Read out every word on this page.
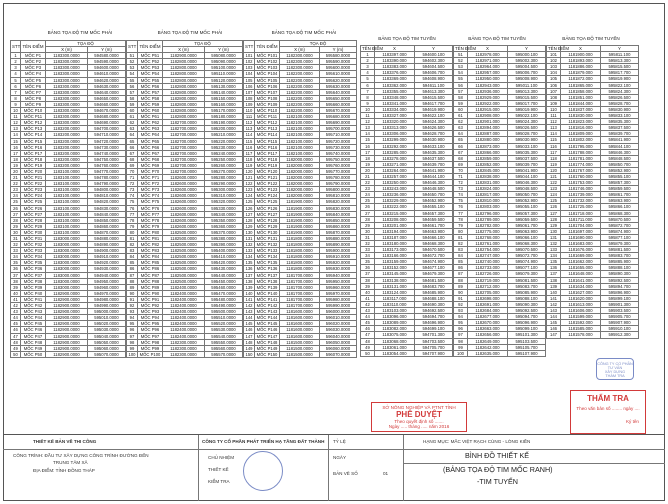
BẢNG TỌA ĐỘ TIM MỐC PHẢI	BẢNG TỌA ĐỘ TIM MỐC PHẢI	BẢNG TỌA ĐỘ TIM MỐC PHẢI
STT	TÊN ĐIỂM	TỌA ĐỘ	
		X (m)	Y (m)
1	MỐC P1	1183300.0000	594580.0000
2	MỐC P2	1183300.0000	594590.0000
3	MỐC P3	1183300.0000	594600.0000
4	MỐC P4	1183300.0000	594610.0000
5	MỐC P5	1183300.0000	594620.0000
6	MỐC P6	1183300.0000	594630.0000
7	MỐC P7	1183300.0000	594640.0000
8	MỐC P8	1183300.0000	594650.0000
9	MỐC P9	1183300.0000	594660.0000
10	MỐC P10	1183300.0000	594670.0000
11	MỐC P11	1183300.0000	594680.0000
12	MỐC P12	1183300.0000	594690.0000
13	MỐC P13	1183200.0000	594700.0000
14	MỐC P14	1183200.0000	594710.0000
15	MỐC P15	1183200.0000	594720.0000
16	MỐC P16	1183200.0000	594730.0000
17	MỐC P17	1183200.0000	594740.0000
18	MỐC P18	1183200.0000	594750.0000
19	MỐC P19	1183200.0000	594760.0000
20	MỐC P20	1183100.0000	594770.0000
21	MỐC P21	1183100.0000	594780.0000
22	MỐC P22	1183100.0000	594790.0000
23	MỐC P23	1183100.0000	594800.0000
24	MỐC P24	1183100.0000	594810.0000
25	MỐC P25	1183100.0000	594820.0000
26	MỐC P26	1183100.0000	594830.0000
27	MỐC P27	1183100.0000	594840.0000
28	MỐC P28	1183100.0000	594850.0000
29	MỐC P29	1183100.0000	594860.0000
30	MỐC P30	1183100.0000	594870.0000
31	MỐC P31	1183000.0000	594880.0000
32	MỐC P32	1183000.0000	594890.0000
33	MỐC P33	1183000.0000	594900.0000
34	MỐC P34	1183000.0000	594910.0000
35	MỐC P35	1183000.0000	594920.0000
36	MỐC P36	1183000.0000	594930.0000
37	MỐC P37	1183000.0000	594940.0000
38	MỐC P38	1183000.0000	594950.0000
39	MỐC P39	1183000.0000	594960.0000
40	MỐC P40	1182900.0000	594970.0000
41	MỐC P41	1182900.0000	594980.0000
42	MỐC P42	1182900.0000	594990.0000
43	MỐC P43	1182900.0000	595000.0000
44	MỐC P44	1182900.0000	595010.0000
45	MỐC P45	1182900.0000	595020.0000
46	MỐC P46	1182900.0000	595030.0000
47	MỐC P47	1182900.0000	595040.0000
48	MỐC P48	1182900.0000	595050.0000
49	MỐC P49	1182900.0000	595060.0000
50	MỐC P50	1182900.0000	595070.0000
STT	TÊN ĐIỂM	TỌA ĐỘ	
		X (m)	Y (m)
51	MỐC P51	1182900.0000	595080.0000
52	MỐC P52	1182800.0000	595090.0000
53	MỐC P53	1182800.0000	595100.0000
54	MỐC P54	1182800.0000	595110.0000
55	MỐC P55	1182800.0000	595120.0000
56	MỐC P56	1182800.0000	595130.0000
57	MỐC P57	1182800.0000	595140.0000
58	MỐC P58	1182800.0000	595150.0000
59	MỐC P59	1182800.0000	595160.0000
60	MỐC P60	1182800.0000	595170.0000
61	MỐC P61	1182800.0000	595180.0000
62	MỐC P62	1182700.0000	595190.0000
63	MỐC P63	1182700.0000	595200.0000
64	MỐC P64	1182700.0000	595210.0000
65	MỐC P65	1182700.0000	595220.0000
66	MỐC P66	1182700.0000	595230.0000
67	MỐC P67	1182700.0000	595240.0000
68	MỐC P68	1182700.0000	595250.0000
69	MỐC P69	1182700.0000	595260.0000
70	MỐC P70	1182700.0000	595270.0000
71	MỐC P71	1182600.0000	595280.0000
72	MỐC P72	1182600.0000	595290.0000
73	MỐC P73	1182600.0000	595300.0000
74	MỐC P74	1182600.0000	595310.0000
75	MỐC P75	1182600.0000	595320.0000
76	MỐC P76	1182600.0000	595330.0000
77	MỐC P77	1182600.0000	595340.0000
78	MỐC P78	1182600.0000	595350.0000
79	MỐC P79	1182600.0000	595360.0000
80	MỐC P80	1182500.0000	595370.0000
81	MỐC P81	1182500.0000	595380.0000
82	MỐC P82	1182500.0000	595390.0000
83	MỐC P83	1182500.0000	595400.0000
84	MỐC P84	1182500.0000	595410.0000
85	MỐC P85	1182500.0000	595420.0000
86	MỐC P86	1182500.0000	595430.0000
87	MỐC P87	1182500.0000	595440.0000
88	MỐC P88	1182500.0000	595450.0000
89	MỐC P89	1182400.0000	595460.0000
90	MỐC P90	1182400.0000	595470.0000
91	MỐC P91	1182400.0000	595480.0000
92	MỐC P92	1182400.0000	595490.0000
93	MỐC P93	1182400.0000	595500.0000
94	MỐC P94	1182400.0000	595510.0000
95	MỐC P95	1182400.0000	595520.0000
96	MỐC P96	1182400.0000	595530.0000
97	MỐC P97	1182400.0000	595540.0000
98	MỐC P98	1182300.0000	595550.0000
99	MỐC P99	1182300.0000	595560.0000
100	MỐC P100	1182300.0000	595570.0000
STT	TÊN ĐIỂM	TỌA ĐỘ	
		X (m)	Y (m)
101	MỐC P101	1182300.0000	595580.0000
102	MỐC P102	1182300.0000	595590.0000
103	MỐC P103	1182300.0000	595600.0000
104	MỐC P104	1182200.0000	595610.0000
105	MỐC P105	1182200.0000	595620.0000
106	MỐC P106	1182200.0000	595630.0000
107	MỐC P107	1182200.0000	595640.0000
108	MỐC P108	1182200.0000	595650.0000
109	MỐC P109	1182200.0000	595660.0000
110	MỐC P110	1182200.0000	595670.0000
111	MỐC P111	1182100.0000	595680.0000
112	MỐC P112	1182100.0000	595690.0000
113	MỐC P113	1182100.0000	595700.0000
114	MỐC P114	1182100.0000	595710.0000
115	MỐC P115	1182100.0000	595720.0000
116	MỐC P116	1182100.0000	595730.0000
117	MỐC P117	1182100.0000	595740.0000
118	MỐC P118	1182000.0000	595750.0000
119	MỐC P119	1182000.0000	595760.0000
120	MỐC P120	1182000.0000	595770.0000
121	MỐC P121	1182000.0000	595780.0000
122	MỐC P122	1182000.0000	595790.0000
123	MỐC P123	1182000.0000	595800.0000
124	MỐC P124	1182000.0000	595810.0000
125	MỐC P125	1181900.0000	595820.0000
126	MỐC P126	1181900.0000	595830.0000
127	MỐC P127	1181900.0000	595840.0000
128	MỐC P128	1181900.0000	595850.0000
129	MỐC P129	1181900.0000	595860.0000
130	MỐC P130	1181900.0000	595870.0000
131	MỐC P131	1181800.0000	595880.0000
132	MỐC P132	1181800.0000	595890.0000
133	MỐC P133	1181800.0000	595900.0000
134	MỐC P134	1181800.0000	595910.0000
135	MỐC P135	1181800.0000	595920.0000
136	MỐC P136	1181800.0000	595930.0000
137	MỐC P137	1181700.0000	595940.0000
138	MỐC P138	1181700.0000	595950.0000
139	MỐC P139	1181700.0000	595960.0000
140	MỐC P140	1181700.0000	595970.0000
141	MỐC P141	1181700.0000	595980.0000
142	MỐC P142	1181700.0000	595990.0000
143	MỐC P143	1181600.0000	596000.0000
144	MỐC P144	1181600.0000	596010.0000
145	MỐC P145	1181600.0000	596020.0000
146	MỐC P146	1181600.0000	596030.0000
147	MỐC P147	1181600.0000	596040.0000
148	MỐC P148	1181500.0000	596050.0000
149	MỐC P149	1181500.0000	596060.0000
150	MỐC P150	1181500.0000	596070.0000
BẢNG TỌA ĐỘ TIM TUYẾN	BẢNG TỌA ĐỘ TIM TUYẾN	BẢNG TỌA ĐỘ TIM TUYẾN
TÊN ĐIỂM	X	Y
1	1183397.000	594600.100
2	1183390.000	594602.300
3	1183383.000	594604.500
4	1183376.000	594606.700
5	1183369.000	594608.900
6	1183362.000	594611.100
7	1183355.000	594613.300
8	1183348.000	594615.500
9	1183341.000	594617.700
10	1183334.000	594619.900
11	1183327.000	594622.100
12	1183320.000	594624.300
13	1183313.000	594626.500
14	1183306.000	594628.700
15	1183299.000	594630.900
16	1183292.000	594633.100
17	1183285.000	594635.300
18	1183278.000	594637.500
19	1183271.000	594639.700
20	1183264.000	594641.900
21	1183257.000	594644.100
22	1183250.000	594646.300
23	1183243.000	594648.500
24	1183236.000	594650.700
25	1183229.000	594652.900
26	1183222.000	594655.100
27	1183215.000	594657.300
28	1183208.000	594659.500
29	1183201.000	594661.700
30	1183194.000	594663.900
31	1183187.000	594666.100
32	1183180.000	594668.300
33	1183173.000	594670.500
34	1183166.000	594672.700
35	1183159.000	594674.900
36	1183152.000	594677.100
37	1183145.000	594679.300
38	1183138.000	594681.500
39	1183131.000	594683.700
40	1183124.000	594685.900
41	1183117.000	594688.100
42	1183110.000	594690.300
43	1183103.000	594692.500
44	1183096.000	594694.700
45	1183089.000	594696.900
46	1183082.000	594699.100
47	1183075.000	594701.300
48	1183068.000	594703.500
49	1183061.000	594705.700
50	1183054.000	594707.900
TÊN ĐIỂM	X	Y
51	1182978.000	595000.100
52	1182971.000	595002.300
53	1182964.000	595004.500
54	1182957.000	595006.700
55	1182950.000	595008.900
56	1182943.000	595011.100
57	1182936.000	595013.300
58	1182929.000	595015.500
59	1182922.000	595017.700
60	1182915.000	595019.900
61	1182908.000	595022.100
62	1182901.000	595024.300
63	1182894.000	595026.500
64	1182887.000	595028.700
65	1182880.000	595030.900
66	1182873.000	595033.100
67	1182866.000	595035.300
68	1182859.000	595037.500
69	1182852.000	595039.700
70	1182845.000	595041.900
71	1182838.000	595044.100
72	1182831.000	595046.300
73	1182824.000	595048.500
74	1182817.000	595050.700
75	1182810.000	595052.900
76	1182803.000	595055.100
77	1182796.000	595057.300
78	1182789.000	595059.500
79	1182782.000	595061.700
80	1182775.000	595063.900
81	1182768.000	595066.100
82	1182761.000	595068.300
83	1182754.000	595070.500
84	1182747.000	595072.700
85	1182740.000	595074.900
86	1182733.000	595077.100
87	1182726.000	595079.300
88	1182719.000	595081.500
89	1182712.000	595083.700
90	1182705.000	595085.900
91	1182698.000	595088.100
92	1182691.000	595090.300
93	1182684.000	595092.500
94	1182677.000	595094.700
95	1182670.000	595096.900
96	1182663.000	595099.100
97	1182656.000	595101.300
98	1182649.000	595103.500
99	1182642.000	595105.700
100	1182635.000	595107.900
TÊN ĐIỂM	X	Y
101	1181900.000	595811.100
102	1181893.000	595813.300
103	1181886.000	595815.500
104	1181879.000	595817.700
105	1181872.000	595819.900
106	1181865.000	595822.100
107	1181858.000	595824.300
108	1181851.000	595826.500
109	1181844.000	595828.700
110	1181837.000	595830.900
111	1181830.000	595833.100
112	1181823.000	595835.300
113	1181816.000	595837.500
114	1181809.000	595839.700
115	1181802.000	595841.900
116	1181795.000	595844.100
117	1181788.000	595846.300
118	1181781.000	595848.500
119	1181774.000	595850.700
120	1181767.000	595852.900
121	1181760.000	595855.100
122	1181753.000	595857.300
123	1181746.000	595859.500
124	1181739.000	595861.700
125	1181732.000	595863.900
126	1181725.000	595866.100
127	1181718.000	595868.300
128	1181711.000	595870.500
129	1181704.000	595872.700
130	1181697.000	595874.900
131	1181690.000	595877.100
132	1181683.000	595879.300
133	1181676.000	595881.500
134	1181669.000	595883.700
135	1181662.000	595885.900
136	1181655.000	595888.100
137	1181648.000	595890.300
138	1181641.000	595892.500
139	1181634.000	595894.700
140	1181627.000	595896.900
141	1181620.000	595899.100
142	1181613.000	595901.300
143	1181606.000	595903.500
144	1181599.000	595905.700
145	1181592.000	595907.900
146	1181585.000	595910.100
147	1181578.000	595912.300
SỞ NÔNG NGHIỆP VÀ PTNT TỈNH
PHÊ DUYỆT
Theo quyết định số .......
Ngày ..... tháng ..... năm 2016
THẨM TRA
Theo văn bản số ........ ngày ....
Ký tên
CÔNG TY CỔ PHẦN TƯ VẤN
XÂY DỰNG
THẨM TRA
THIẾT KẾ BẢN VẼ THI CÔNG
CÔNG TRÌNH: ĐẦU TƯ XÂY DỰNG CÔNG TRÌNH ĐƯỜNG ĐẾN
TRUNG TÂM XÃ
ĐỊA ĐIỂM: TỈNH ĐỒNG THÁP
CÔNG TY CỔ PHẦN PHÁT TRIỂN HẠ TẦNG ĐẤT THÀNH
CHỦ NHIỆM
THIẾT KẾ
KIỂM TRA
TỶ LỆ
NGÀY
BẢN VẼ SỐ	01
HẠNG MỤC: MẮC VIỆT RẠCH CÙNG - LÒNG KIỀN
BÌNH ĐỒ THIẾT KẾ
(BẢNG TỌA ĐỘ TIM MỐC RANH)
-TIM TUYẾN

+ + + +

From the records above, pull out each line that has "THIẾT".

THIẾT KẾ BẢN VẼ THI CÔNG
THIẾT KẾ
BÌNH ĐỒ THIẾT KẾ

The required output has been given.